— START OF MATERIAL FOR THE TASK —
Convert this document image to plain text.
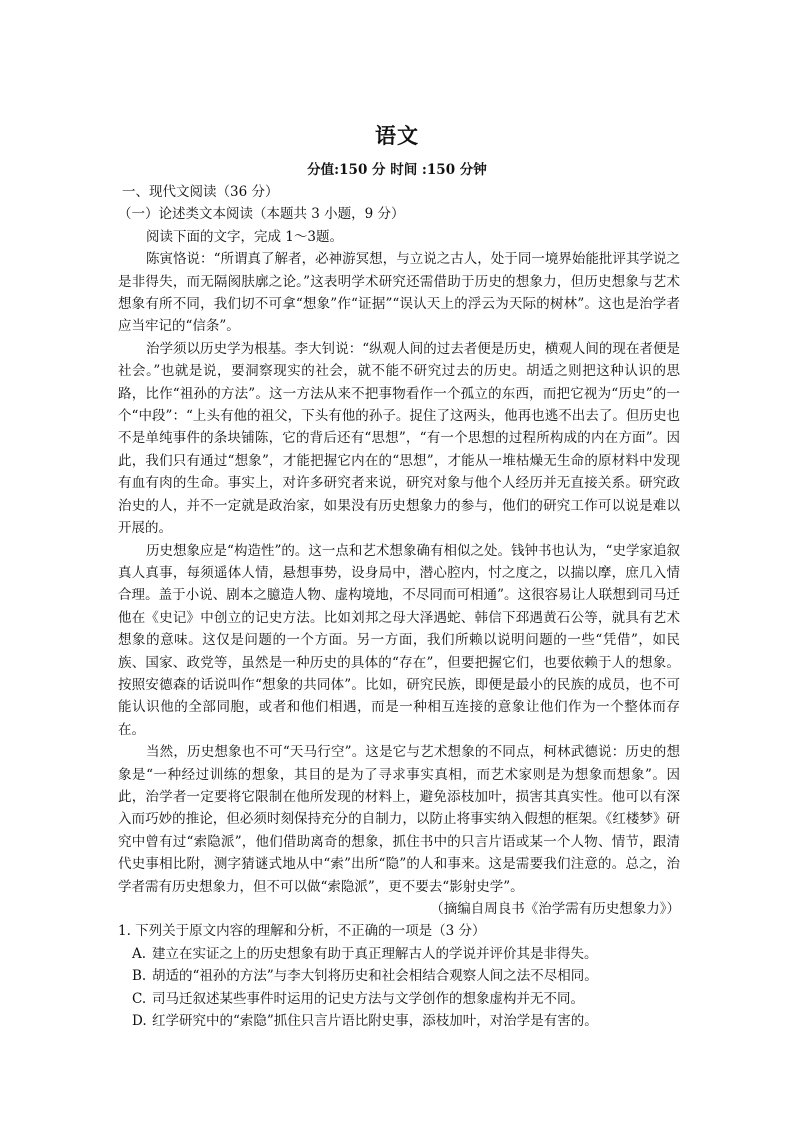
语文
分值:150 分 时间 :150 分钟

一、现代文阅读（36 分）

（一）论述类文本阅读（本题共 3 小题，9 分）

阅读下面的文字，完成 1～3题。

陈寅恪说：“所谓真了解者，必神游冥想，与立说之古人，处于同一境界始能批评其学说之是非得失，而无隔阂肤廓之论。”这表明学术研究还需借助于历史的想象力，但历史想象与艺术想象有所不同，我们切不可拿“想象”作“证据”“误认天上的浮云为天际的树林”。这也是治学者应当牢记的“信条”。

治学须以历史学为根基。李大钊说：“纵观人间的过去者便是历史，横观人间的现在者便是社会。”也就是说，要洞察现实的社会，就不能不研究过去的历史。胡适之则把这种认识的思路，比作“祖孙的方法”。这一方法从来不把事物看作一个孤立的东西，而把它视为“历史”的一个“中段”：“上头有他的祖父，下头有他的孙子。捉住了这两头，他再也逃不出去了。但历史也不是单纯事件的条块铺陈，它的背后还有“思想”，“有一个思想的过程所构成的内在方面”。因此，我们只有通过“想象”，才能把握它内在的“思想”，才能从一堆枯燥无生命的原材料中发现有血有肉的生命。事实上，对许多研究者来说，研究对象与他个人经历并无直接关系。研究政治史的人，并不一定就是政治家，如果没有历史想象力的参与，他们的研究工作可以说是难以开展的。

历史想象应是“构造性”的。这一点和艺术想象确有相似之处。钱钟书也认为，“史学家追叙真人真事，每须遥体人情，悬想事势，设身局中，潜心腔内，忖之度之，以揣以摩，庶几入情合理。盖于小说、剧本之臆造人物、虚构境地，不尽同而可相通”。这很容易让人联想到司马迁他在《史记》中创立的记史方法。比如刘邦之母大泽遇蛇、韩信下邳遇黄石公等，就具有艺术想象的意味。这仅是问题的一个方面。另一方面，我们所赖以说明问题的一些“凭借”，如民族、国家、政党等，虽然是一种历史的具体的“存在”，但要把握它们，也要依赖于人的想象。按照安德森的话说叫作“想象的共同体”。比如，研究民族，即便是最小的民族的成员，也不可能认识他的全部同胞，或者和他们相遇，而是一种相互连接的意象让他们作为一个整体而存在。

当然，历史想象也不可“天马行空”。这是它与艺术想象的不同点，柯林武德说：历史的想象是“一种经过训练的想象，其目的是为了寻求事实真相，而艺术家则是为想象而想象”。因此，治学者一定要将它限制在他所发现的材料上，避免添枝加叶，损害其真实性。他可以有深入而巧妙的推论，但必须时刻保持充分的自制力，以防止将事实纳入假想的框架。《红楼梦》研究中曾有过“索隐派”，他们借助离奇的想象，抓住书中的只言片语或某一个人物、情节，跟清代史事相比附，测字猜谜式地从中“索”出所“隐”的人和事来。这是需要我们注意的。总之，治学者需有历史想象力，但不可以做“索隐派”，更不要去“影射史学”。

（摘编自周良书《治学需有历史想象力》）

1. 下列关于原文内容的理解和分析，不正确的一项是（3 分）

A. 建立在实证之上的历史想象有助于真正理解古人的学说并评价其是非得失。

B. 胡适的“祖孙的方法”与李大钊将历史和社会相结合观察人间之法不尽相同。

C. 司马迁叙述某些事件时运用的记史方法与文学创作的想象虚构并无不同。

D. 红学研究中的“索隐”抓住只言片语比附史事，添枝加叶，对治学是有害的。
— END OF MATERIAL FOR THE TASK —
Working from the lines above, reproduce the material exactly and exclude its pictures.

Convert this document image to plain text.
语文
分值:150 分 时间 :150 分钟

一、现代文阅读（36 分）

（一）论述类文本阅读（本题共 3 小题，9 分）

阅读下面的文字，完成 1～3题。

陈寅恪说：“所谓真了解者，必神游冥想，与立说之古人，处于同一境界始能批评其学说之是非得失，而无隔阂肤廓之论。”这表明学术研究还需借助于历史的想象力，但历史想象与艺术想象有所不同，我们切不可拿“想象”作“证据”“误认天上的浮云为天际的树林”。这也是治学者应当牢记的“信条”。

治学须以历史学为根基。李大钊说：“纵观人间的过去者便是历史，横观人间的现在者便是社会。”也就是说，要洞察现实的社会，就不能不研究过去的历史。胡适之则把这种认识的思路，比作“祖孙的方法”。这一方法从来不把事物看作一个孤立的东西，而把它视为“历史”的一个“中段”：“上头有他的祖父，下头有他的孙子。捉住了这两头，他再也逃不出去了。但历史也不是单纯事件的条块铺陈，它的背后还有“思想”，“有一个思想的过程所构成的内在方面”。因此，我们只有通过“想象”，才能把握它内在的“思想”，才能从一堆枯燥无生命的原材料中发现有血有肉的生命。事实上，对许多研究者来说，研究对象与他个人经历并无直接关系。研究政治史的人，并不一定就是政治家，如果没有历史想象力的参与，他们的研究工作可以说是难以开展的。

历史想象应是“构造性”的。这一点和艺术想象确有相似之处。钱钟书也认为，“史学家追叙真人真事，每须遥体人情，悬想事势，设身局中，潜心腔内，忖之度之，以揣以摩，庶几入情合理。盖于小说、剧本之臆造人物、虚构境地，不尽同而可相通”。这很容易让人联想到司马迁他在《史记》中创立的记史方法。比如刘邦之母大泽遇蛇、韩信下邳遇黄石公等，就具有艺术想象的意味。这仅是问题的一个方面。另一方面，我们所赖以说明问题的一些“凭借”，如民族、国家、政党等，虽然是一种历史的具体的“存在”，但要把握它们，也要依赖于人的想象。按照安德森的话说叫作“想象的共同体”。比如，研究民族，即便是最小的民族的成员，也不可能认识他的全部同胞，或者和他们相遇，而是一种相互连接的意象让他们作为一个整体而存在。

当然，历史想象也不可“天马行空”。这是它与艺术想象的不同点，柯林武德说：历史的想象是“一种经过训练的想象，其目的是为了寻求事实真相，而艺术家则是为想象而想象”。因此，治学者一定要将它限制在他所发现的材料上，避免添枝加叶，损害其真实性。他可以有深入而巧妙的推论，但必须时刻保持充分的自制力，以防止将事实纳入假想的框架。《红楼梦》研究中曾有过“索隐派”，他们借助离奇的想象，抓住书中的只言片语或某一个人物、情节，跟清代史事相比附，测字猜谜式地从中“索”出所“隐”的人和事来。这是需要我们注意的。总之，治学者需有历史想象力，但不可以做“索隐派”，更不要去“影射史学”。

（摘编自周良书《治学需有历史想象力》）

1. 下列关于原文内容的理解和分析，不正确的一项是（3 分）

A. 建立在实证之上的历史想象有助于真正理解古人的学说并评价其是非得失。

B. 胡适的“祖孙的方法”与李大钊将历史和社会相结合观察人间之法不尽相同。

C. 司马迁叙述某些事件时运用的记史方法与文学创作的想象虚构并无不同。

D. 红学研究中的“索隐”抓住只言片语比附史事，添枝加叶，对治学是有害的。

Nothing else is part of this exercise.